▸ **SUPPLIED DATA**
◆ ◆ ◆
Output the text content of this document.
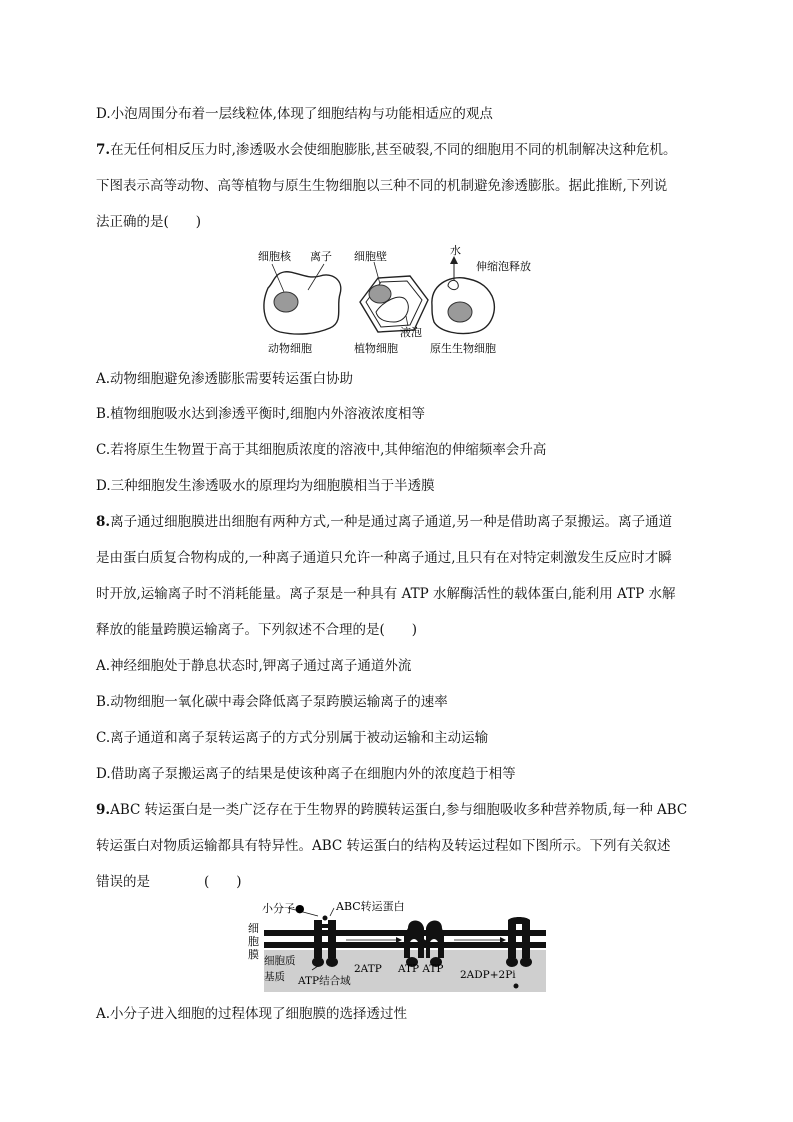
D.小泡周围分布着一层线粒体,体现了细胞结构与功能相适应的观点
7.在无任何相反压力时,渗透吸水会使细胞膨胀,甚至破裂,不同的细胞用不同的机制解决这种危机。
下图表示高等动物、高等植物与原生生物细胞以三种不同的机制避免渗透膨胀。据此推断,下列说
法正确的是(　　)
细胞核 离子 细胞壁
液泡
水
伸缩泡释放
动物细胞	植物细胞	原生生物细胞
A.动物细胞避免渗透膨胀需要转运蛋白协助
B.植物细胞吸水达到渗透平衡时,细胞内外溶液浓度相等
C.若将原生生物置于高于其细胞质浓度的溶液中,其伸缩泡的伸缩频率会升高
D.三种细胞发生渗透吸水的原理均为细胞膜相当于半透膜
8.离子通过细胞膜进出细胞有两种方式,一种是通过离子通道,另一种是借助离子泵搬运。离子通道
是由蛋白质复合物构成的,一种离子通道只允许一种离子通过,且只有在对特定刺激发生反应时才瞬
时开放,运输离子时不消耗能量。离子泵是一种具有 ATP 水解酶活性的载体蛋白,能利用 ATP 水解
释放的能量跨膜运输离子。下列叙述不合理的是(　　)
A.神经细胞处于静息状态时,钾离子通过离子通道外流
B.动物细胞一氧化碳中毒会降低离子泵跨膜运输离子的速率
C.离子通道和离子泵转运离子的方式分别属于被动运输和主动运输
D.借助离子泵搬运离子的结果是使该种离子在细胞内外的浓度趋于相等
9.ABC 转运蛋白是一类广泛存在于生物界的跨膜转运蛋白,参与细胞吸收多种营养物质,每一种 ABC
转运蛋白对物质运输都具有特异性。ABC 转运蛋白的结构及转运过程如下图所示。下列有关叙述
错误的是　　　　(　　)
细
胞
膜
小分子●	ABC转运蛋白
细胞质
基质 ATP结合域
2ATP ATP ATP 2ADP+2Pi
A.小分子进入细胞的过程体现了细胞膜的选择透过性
◆ ◆ ◆
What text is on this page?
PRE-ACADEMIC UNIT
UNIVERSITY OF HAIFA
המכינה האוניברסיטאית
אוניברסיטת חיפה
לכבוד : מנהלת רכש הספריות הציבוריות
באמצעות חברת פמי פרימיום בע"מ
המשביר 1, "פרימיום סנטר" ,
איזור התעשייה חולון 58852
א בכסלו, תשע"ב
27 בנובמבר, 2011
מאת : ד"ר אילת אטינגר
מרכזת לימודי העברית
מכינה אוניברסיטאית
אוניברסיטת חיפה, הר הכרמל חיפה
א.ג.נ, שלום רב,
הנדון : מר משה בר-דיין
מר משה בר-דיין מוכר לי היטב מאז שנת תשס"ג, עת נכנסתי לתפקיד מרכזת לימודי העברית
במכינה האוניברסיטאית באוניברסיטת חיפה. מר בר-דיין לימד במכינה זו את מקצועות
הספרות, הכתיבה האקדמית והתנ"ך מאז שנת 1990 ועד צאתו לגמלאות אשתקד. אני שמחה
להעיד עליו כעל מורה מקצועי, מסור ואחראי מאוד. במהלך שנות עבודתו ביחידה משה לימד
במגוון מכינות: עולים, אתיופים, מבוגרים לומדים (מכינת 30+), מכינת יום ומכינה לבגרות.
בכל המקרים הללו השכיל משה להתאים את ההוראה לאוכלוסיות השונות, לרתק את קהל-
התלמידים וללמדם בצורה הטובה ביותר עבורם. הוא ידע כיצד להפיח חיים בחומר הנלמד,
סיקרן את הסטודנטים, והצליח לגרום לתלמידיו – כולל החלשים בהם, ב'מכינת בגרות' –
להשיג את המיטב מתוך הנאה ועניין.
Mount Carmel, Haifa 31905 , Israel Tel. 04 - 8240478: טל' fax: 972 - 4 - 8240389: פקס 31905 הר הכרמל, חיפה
◆ ◆ ◆
▸ **GOAL**
Identify the lines above that contain the word "העברית", then copy them.

▸ **RIGHT ANSWER**
מרכזת לימודי העברית
מר משה בר-דיין מוכר לי היטב מאז שנת תשס"ג, עת נכנסתי לתפקיד מרכזת לימודי העברית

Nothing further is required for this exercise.